_What the task asks_: Leaving out the pictures, retype all the material exactly.

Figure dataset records
------------
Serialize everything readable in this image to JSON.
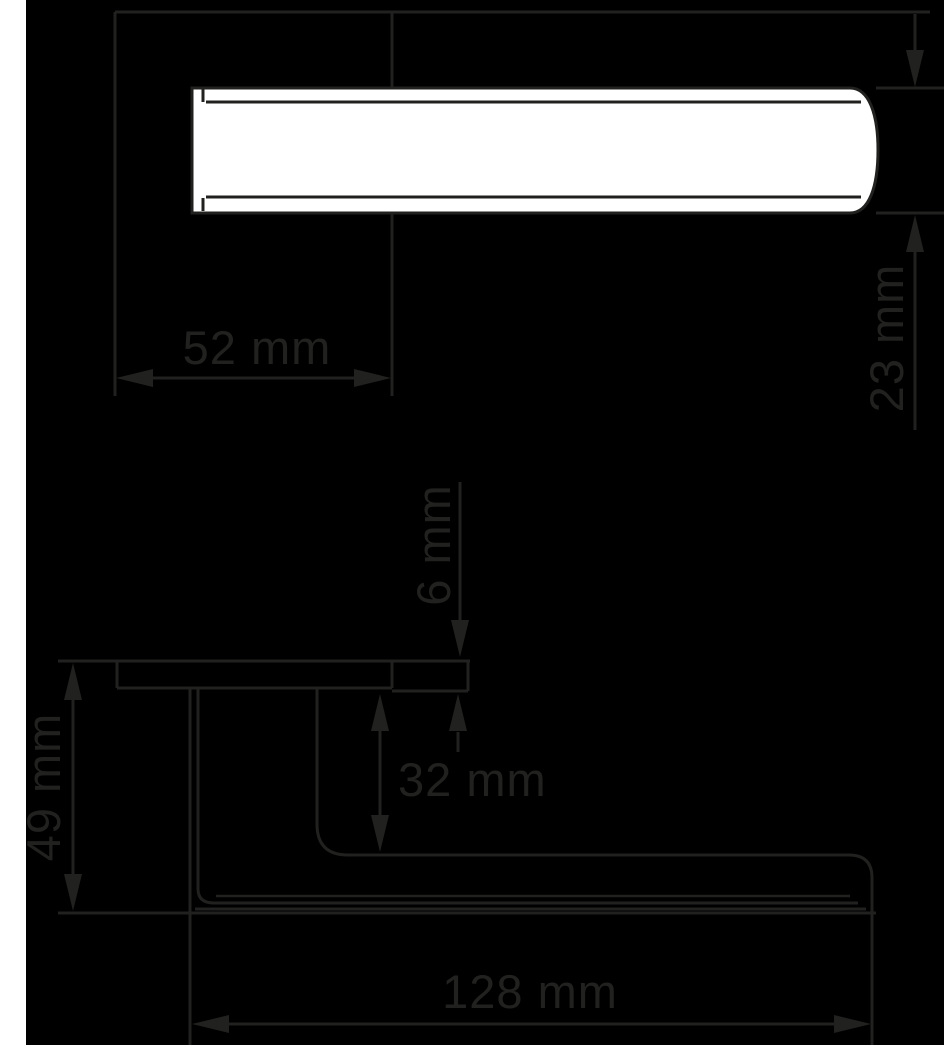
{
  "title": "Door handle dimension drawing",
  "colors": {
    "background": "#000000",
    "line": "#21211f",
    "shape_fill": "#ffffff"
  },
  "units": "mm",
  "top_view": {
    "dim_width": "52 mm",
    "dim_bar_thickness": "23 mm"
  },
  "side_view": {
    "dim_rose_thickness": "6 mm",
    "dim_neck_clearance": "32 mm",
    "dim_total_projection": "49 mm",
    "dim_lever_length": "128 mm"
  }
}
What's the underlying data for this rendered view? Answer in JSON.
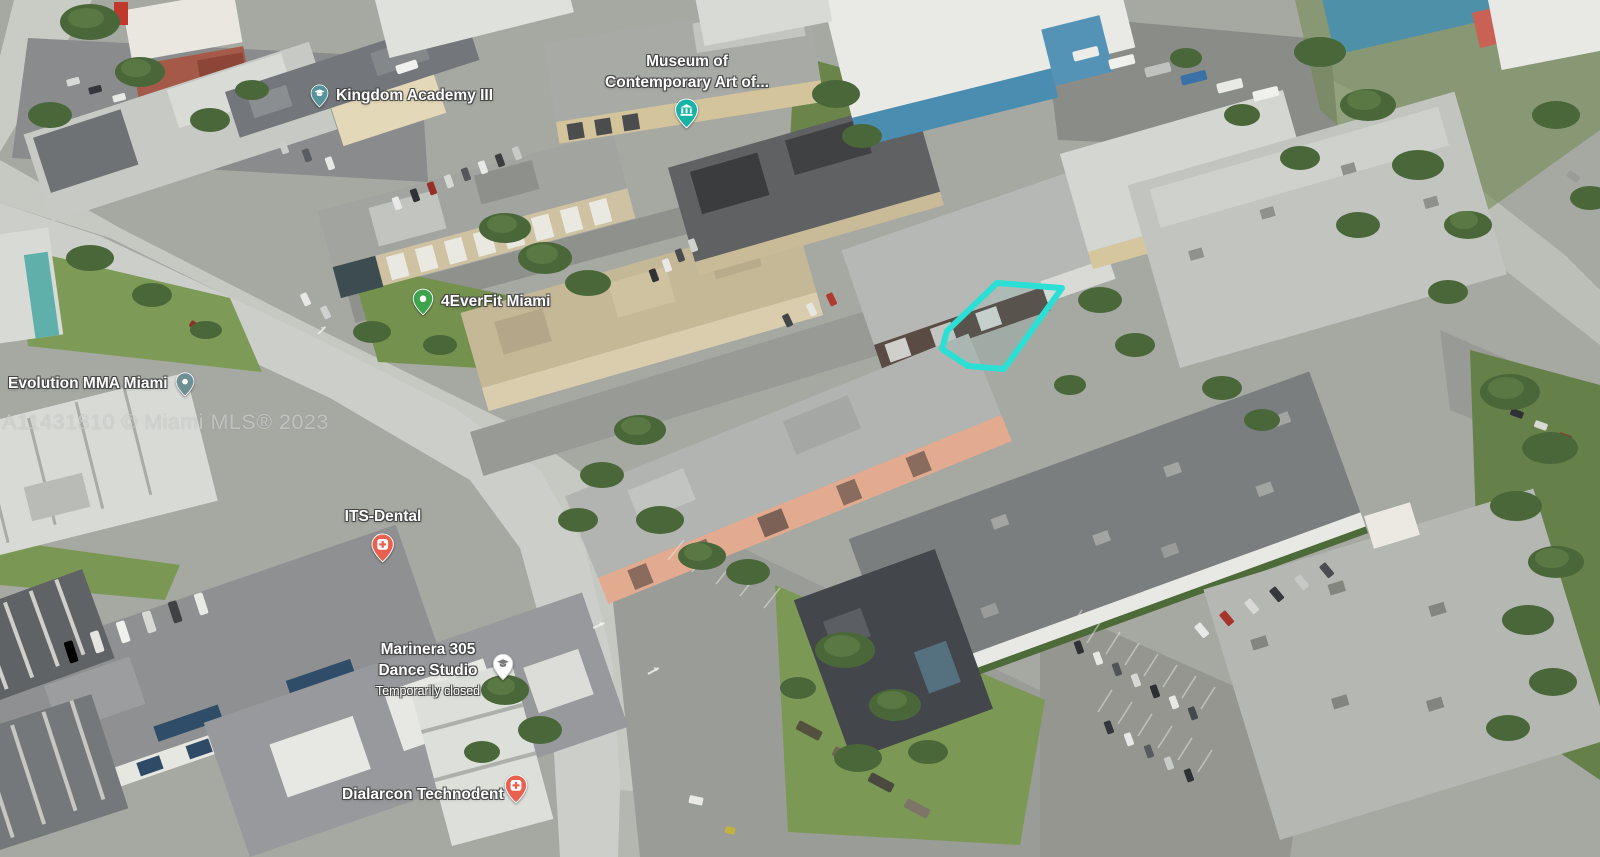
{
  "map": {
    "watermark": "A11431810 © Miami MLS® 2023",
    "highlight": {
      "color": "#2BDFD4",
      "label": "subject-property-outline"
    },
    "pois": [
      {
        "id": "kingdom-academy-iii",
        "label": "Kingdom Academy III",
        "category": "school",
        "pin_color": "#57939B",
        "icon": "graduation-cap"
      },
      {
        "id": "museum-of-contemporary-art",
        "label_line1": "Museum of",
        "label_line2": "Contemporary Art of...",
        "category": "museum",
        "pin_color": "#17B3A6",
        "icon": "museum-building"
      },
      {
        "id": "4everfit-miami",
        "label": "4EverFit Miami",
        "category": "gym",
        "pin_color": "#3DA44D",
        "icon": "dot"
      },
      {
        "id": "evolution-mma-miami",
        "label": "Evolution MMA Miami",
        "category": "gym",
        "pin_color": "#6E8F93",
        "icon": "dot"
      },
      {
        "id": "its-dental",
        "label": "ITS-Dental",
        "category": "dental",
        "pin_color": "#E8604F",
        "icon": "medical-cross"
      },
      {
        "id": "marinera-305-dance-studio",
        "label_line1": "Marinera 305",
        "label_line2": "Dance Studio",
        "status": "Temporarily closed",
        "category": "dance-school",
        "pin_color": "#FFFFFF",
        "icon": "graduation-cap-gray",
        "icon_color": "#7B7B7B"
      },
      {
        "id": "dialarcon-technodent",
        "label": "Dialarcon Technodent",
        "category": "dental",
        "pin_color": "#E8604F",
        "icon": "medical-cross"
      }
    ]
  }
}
------------
_Exercise output_:
Serialize everything readable in this image to JSON.
{
  "title": "Door handle dimension drawing",
  "colors": {
    "background": "#000000",
    "line": "#21211f",
    "shape_fill": "#ffffff"
  },
  "units": "mm",
  "top_view": {
    "dim_width": "52 mm",
    "dim_bar_thickness": "23 mm"
  },
  "side_view": {
    "dim_rose_thickness": "6 mm",
    "dim_neck_clearance": "32 mm",
    "dim_total_projection": "49 mm",
    "dim_lever_length": "128 mm"
  }
}
What's the underlying data for this rendered view? Answer in JSON.
{
  "map": {
    "watermark": "A11431810 © Miami MLS® 2023",
    "highlight": {
      "color": "#2BDFD4",
      "label": "subject-property-outline"
    },
    "pois": [
      {
        "id": "kingdom-academy-iii",
        "label": "Kingdom Academy III",
        "category": "school",
        "pin_color": "#57939B",
        "icon": "graduation-cap"
      },
      {
        "id": "museum-of-contemporary-art",
        "label_line1": "Museum of",
        "label_line2": "Contemporary Art of...",
        "category": "museum",
        "pin_color": "#17B3A6",
        "icon": "museum-building"
      },
      {
        "id": "4everfit-miami",
        "label": "4EverFit Miami",
        "category": "gym",
        "pin_color": "#3DA44D",
        "icon": "dot"
      },
      {
        "id": "evolution-mma-miami",
        "label": "Evolution MMA Miami",
        "category": "gym",
        "pin_color": "#6E8F93",
        "icon": "dot"
      },
      {
        "id": "its-dental",
        "label": "ITS-Dental",
        "category": "dental",
        "pin_color": "#E8604F",
        "icon": "medical-cross"
      },
      {
        "id": "marinera-305-dance-studio",
        "label_line1": "Marinera 305",
        "label_line2": "Dance Studio",
        "status": "Temporarily closed",
        "category": "dance-school",
        "pin_color": "#FFFFFF",
        "icon": "graduation-cap-gray",
        "icon_color": "#7B7B7B"
      },
      {
        "id": "dialarcon-technodent",
        "label": "Dialarcon Technodent",
        "category": "dental",
        "pin_color": "#E8604F",
        "icon": "medical-cross"
      }
    ]
  }
}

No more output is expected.